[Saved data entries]

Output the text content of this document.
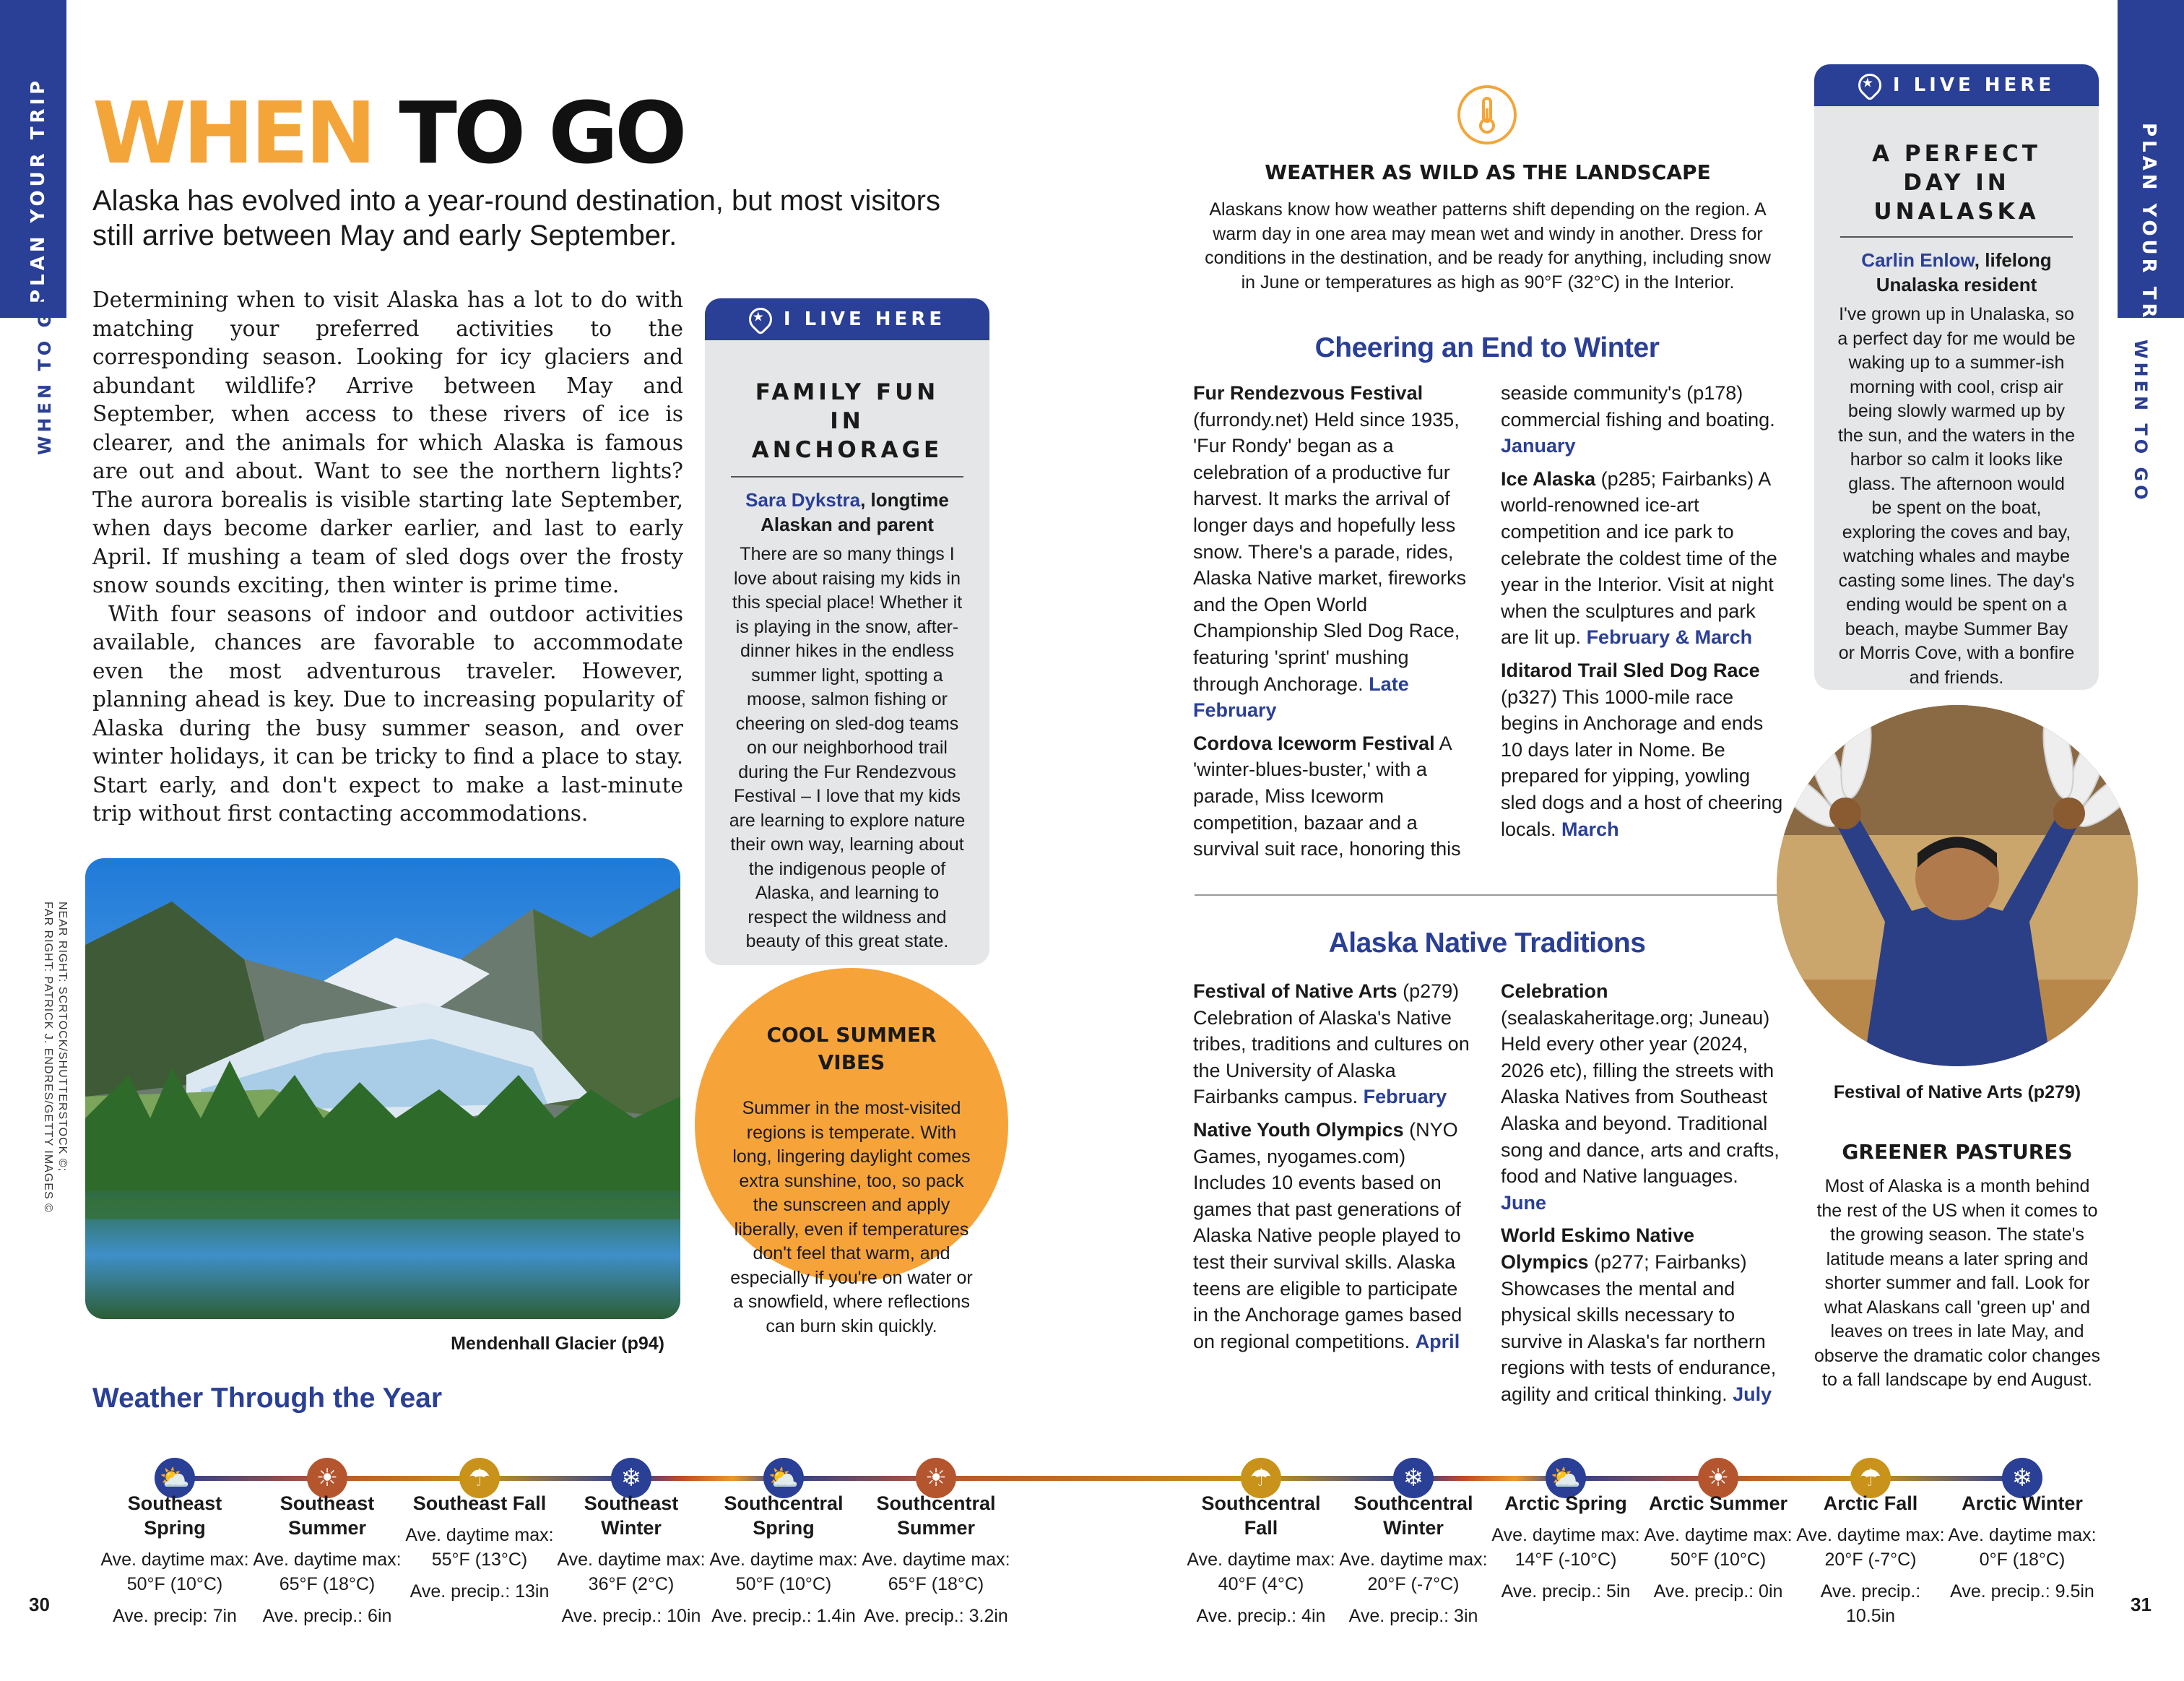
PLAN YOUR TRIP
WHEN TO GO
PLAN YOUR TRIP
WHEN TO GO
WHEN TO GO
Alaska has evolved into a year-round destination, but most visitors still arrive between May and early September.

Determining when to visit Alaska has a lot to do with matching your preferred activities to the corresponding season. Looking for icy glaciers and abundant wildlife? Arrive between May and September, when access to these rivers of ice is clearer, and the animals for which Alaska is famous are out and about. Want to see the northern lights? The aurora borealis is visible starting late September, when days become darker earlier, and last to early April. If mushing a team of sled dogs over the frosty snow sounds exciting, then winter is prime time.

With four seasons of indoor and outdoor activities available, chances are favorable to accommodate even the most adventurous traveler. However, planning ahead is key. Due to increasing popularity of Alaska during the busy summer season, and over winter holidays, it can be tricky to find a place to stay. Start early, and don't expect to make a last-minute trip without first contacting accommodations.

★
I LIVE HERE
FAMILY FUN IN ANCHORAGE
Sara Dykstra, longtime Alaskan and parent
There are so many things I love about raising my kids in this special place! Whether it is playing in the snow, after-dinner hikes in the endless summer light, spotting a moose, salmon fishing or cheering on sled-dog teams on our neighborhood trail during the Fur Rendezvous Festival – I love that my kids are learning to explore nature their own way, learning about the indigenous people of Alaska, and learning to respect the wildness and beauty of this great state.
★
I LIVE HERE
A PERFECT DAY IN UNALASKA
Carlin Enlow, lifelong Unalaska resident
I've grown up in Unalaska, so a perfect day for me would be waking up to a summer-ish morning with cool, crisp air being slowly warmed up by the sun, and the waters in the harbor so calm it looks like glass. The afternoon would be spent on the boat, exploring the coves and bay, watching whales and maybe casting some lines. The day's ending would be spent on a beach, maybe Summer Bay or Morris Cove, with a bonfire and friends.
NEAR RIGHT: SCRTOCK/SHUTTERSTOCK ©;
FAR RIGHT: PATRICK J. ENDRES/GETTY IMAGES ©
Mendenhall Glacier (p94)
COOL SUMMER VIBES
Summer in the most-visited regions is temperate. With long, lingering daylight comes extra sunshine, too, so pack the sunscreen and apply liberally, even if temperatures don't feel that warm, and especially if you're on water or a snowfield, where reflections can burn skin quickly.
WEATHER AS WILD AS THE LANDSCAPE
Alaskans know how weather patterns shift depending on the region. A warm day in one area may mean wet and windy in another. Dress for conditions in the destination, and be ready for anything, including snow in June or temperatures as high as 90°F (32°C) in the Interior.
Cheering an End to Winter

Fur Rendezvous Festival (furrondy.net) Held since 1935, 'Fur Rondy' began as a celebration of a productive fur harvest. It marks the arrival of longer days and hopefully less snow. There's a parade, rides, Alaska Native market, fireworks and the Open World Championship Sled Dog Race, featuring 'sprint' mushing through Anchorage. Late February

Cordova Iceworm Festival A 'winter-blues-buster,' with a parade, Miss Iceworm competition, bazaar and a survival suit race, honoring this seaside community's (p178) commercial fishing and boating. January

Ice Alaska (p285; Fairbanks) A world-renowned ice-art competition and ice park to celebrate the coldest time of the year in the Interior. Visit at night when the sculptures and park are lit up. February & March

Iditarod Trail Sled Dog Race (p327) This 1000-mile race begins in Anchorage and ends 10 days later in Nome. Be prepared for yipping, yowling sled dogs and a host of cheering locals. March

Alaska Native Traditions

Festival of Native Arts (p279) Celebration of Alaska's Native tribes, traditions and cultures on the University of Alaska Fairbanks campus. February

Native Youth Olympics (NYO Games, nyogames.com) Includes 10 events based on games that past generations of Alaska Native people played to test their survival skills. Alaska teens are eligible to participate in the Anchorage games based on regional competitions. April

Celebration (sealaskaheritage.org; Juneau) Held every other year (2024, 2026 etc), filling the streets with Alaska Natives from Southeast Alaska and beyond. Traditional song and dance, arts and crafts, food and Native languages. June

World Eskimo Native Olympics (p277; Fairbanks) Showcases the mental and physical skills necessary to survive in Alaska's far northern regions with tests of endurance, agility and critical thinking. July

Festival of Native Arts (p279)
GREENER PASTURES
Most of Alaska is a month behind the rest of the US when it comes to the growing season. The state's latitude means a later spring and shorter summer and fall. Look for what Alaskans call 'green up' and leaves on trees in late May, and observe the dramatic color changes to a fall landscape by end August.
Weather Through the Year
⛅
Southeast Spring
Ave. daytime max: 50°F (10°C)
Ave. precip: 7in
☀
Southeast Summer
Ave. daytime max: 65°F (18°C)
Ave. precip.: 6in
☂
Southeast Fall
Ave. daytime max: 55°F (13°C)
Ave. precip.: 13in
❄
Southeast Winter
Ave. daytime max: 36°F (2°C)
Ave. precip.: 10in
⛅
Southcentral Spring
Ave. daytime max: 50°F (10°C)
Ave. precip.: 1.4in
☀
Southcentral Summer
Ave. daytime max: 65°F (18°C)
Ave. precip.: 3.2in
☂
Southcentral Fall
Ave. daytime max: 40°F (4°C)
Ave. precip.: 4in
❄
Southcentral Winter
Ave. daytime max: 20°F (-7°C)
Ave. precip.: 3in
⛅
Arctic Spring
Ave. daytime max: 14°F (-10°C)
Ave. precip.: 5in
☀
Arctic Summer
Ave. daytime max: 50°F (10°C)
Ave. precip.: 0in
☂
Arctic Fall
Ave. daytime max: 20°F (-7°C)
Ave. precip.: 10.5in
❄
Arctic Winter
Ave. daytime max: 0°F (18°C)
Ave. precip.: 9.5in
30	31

==

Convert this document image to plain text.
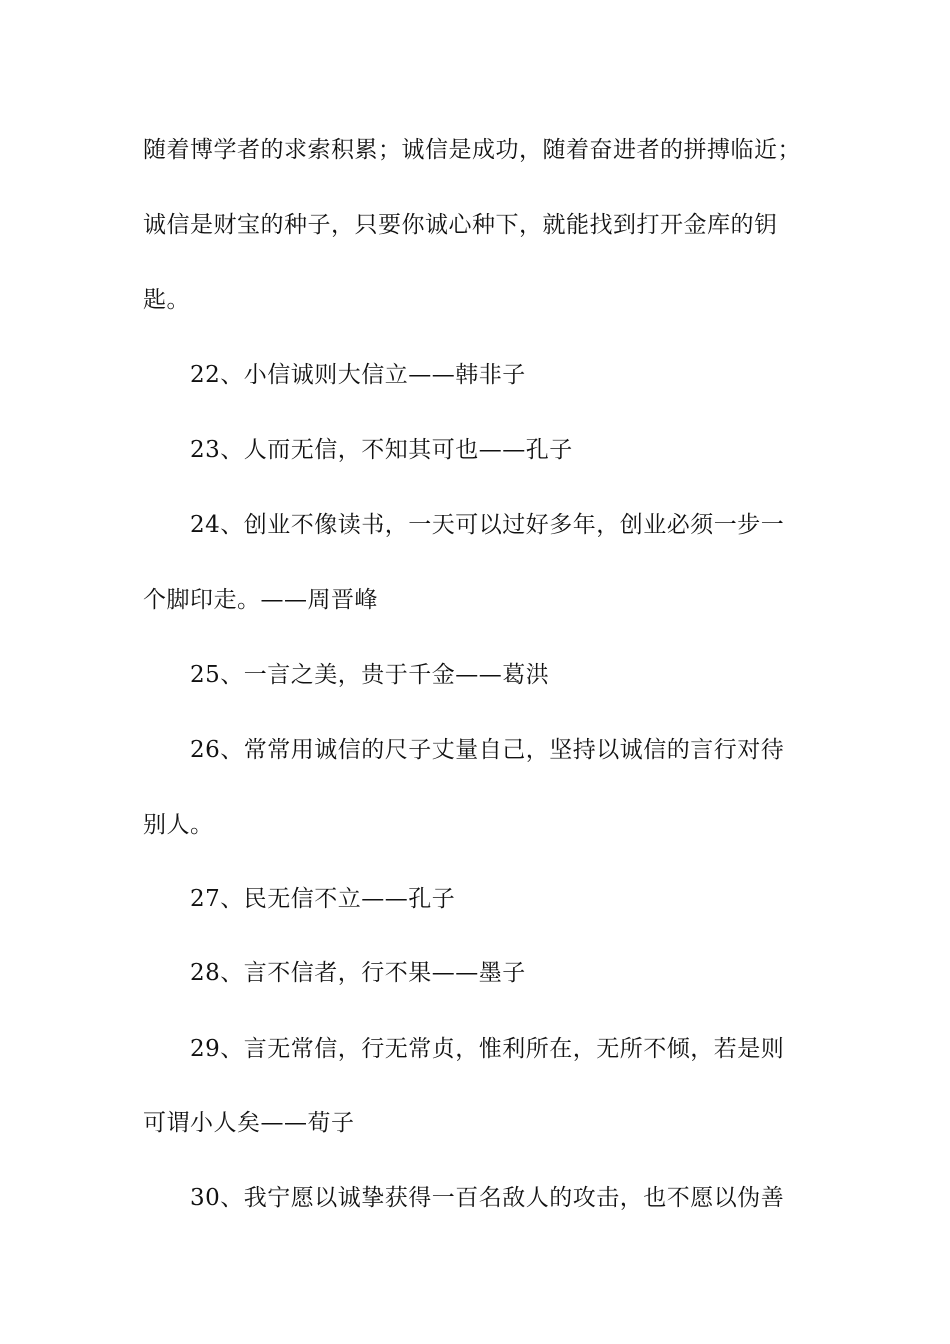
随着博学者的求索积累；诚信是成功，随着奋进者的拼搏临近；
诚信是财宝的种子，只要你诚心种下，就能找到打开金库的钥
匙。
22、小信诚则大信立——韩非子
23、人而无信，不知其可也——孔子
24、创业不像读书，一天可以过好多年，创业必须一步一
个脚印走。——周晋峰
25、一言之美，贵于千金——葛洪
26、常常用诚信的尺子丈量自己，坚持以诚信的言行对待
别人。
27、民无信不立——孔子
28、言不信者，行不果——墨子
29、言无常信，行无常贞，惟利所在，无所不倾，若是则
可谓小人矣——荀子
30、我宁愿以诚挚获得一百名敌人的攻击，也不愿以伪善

--

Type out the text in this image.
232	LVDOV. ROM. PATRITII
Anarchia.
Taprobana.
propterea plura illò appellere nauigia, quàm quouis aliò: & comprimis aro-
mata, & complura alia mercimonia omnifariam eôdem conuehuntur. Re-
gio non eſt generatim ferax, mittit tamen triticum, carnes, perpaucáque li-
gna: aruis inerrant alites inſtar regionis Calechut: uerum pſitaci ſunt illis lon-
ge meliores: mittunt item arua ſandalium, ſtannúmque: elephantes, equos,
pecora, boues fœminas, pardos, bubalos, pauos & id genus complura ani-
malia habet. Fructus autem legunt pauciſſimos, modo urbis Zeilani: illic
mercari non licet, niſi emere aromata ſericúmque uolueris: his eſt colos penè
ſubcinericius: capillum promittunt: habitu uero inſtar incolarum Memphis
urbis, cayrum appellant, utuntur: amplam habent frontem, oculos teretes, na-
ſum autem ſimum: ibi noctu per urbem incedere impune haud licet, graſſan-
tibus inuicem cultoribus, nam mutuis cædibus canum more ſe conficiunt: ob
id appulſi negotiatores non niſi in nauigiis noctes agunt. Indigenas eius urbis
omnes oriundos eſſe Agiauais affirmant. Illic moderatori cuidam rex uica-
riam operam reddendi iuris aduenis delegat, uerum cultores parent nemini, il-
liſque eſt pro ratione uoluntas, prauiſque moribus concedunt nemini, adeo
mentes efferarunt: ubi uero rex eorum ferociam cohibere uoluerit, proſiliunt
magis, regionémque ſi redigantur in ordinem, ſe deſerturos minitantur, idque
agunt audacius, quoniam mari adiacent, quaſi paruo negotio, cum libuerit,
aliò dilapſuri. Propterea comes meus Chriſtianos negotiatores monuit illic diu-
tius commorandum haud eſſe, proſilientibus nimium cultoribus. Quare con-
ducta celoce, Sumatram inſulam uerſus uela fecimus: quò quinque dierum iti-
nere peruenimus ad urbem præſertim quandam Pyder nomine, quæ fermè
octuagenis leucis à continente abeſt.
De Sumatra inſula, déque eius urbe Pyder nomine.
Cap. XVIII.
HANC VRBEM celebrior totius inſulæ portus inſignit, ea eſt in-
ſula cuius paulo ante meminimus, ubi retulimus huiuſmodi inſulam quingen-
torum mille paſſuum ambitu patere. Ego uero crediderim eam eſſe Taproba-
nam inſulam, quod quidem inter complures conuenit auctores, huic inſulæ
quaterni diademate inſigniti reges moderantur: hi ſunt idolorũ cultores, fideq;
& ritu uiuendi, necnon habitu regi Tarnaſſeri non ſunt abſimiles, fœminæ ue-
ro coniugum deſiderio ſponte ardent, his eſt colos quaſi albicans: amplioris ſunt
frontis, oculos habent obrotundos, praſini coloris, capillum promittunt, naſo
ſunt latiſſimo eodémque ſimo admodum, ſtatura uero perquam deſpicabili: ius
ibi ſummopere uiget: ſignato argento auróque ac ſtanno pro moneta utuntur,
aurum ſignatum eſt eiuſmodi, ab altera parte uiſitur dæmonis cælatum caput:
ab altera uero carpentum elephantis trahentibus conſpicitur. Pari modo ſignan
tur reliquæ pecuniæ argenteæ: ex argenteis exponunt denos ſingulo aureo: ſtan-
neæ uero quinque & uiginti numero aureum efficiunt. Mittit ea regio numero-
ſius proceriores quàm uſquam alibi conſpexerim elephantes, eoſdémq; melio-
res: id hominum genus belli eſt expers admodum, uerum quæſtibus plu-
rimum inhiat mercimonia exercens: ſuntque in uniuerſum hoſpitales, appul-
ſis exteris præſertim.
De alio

_Exercise prompt_
Pick out lines containing the word "agunt", each one as written.

_Response to this task_
id appulſi negotiatores non niſi in nauigiis noctes agunt. Indigenas eius urbis
agunt audacius, quoniam mari adiacent, quaſi paruo negotio, cum libuerit,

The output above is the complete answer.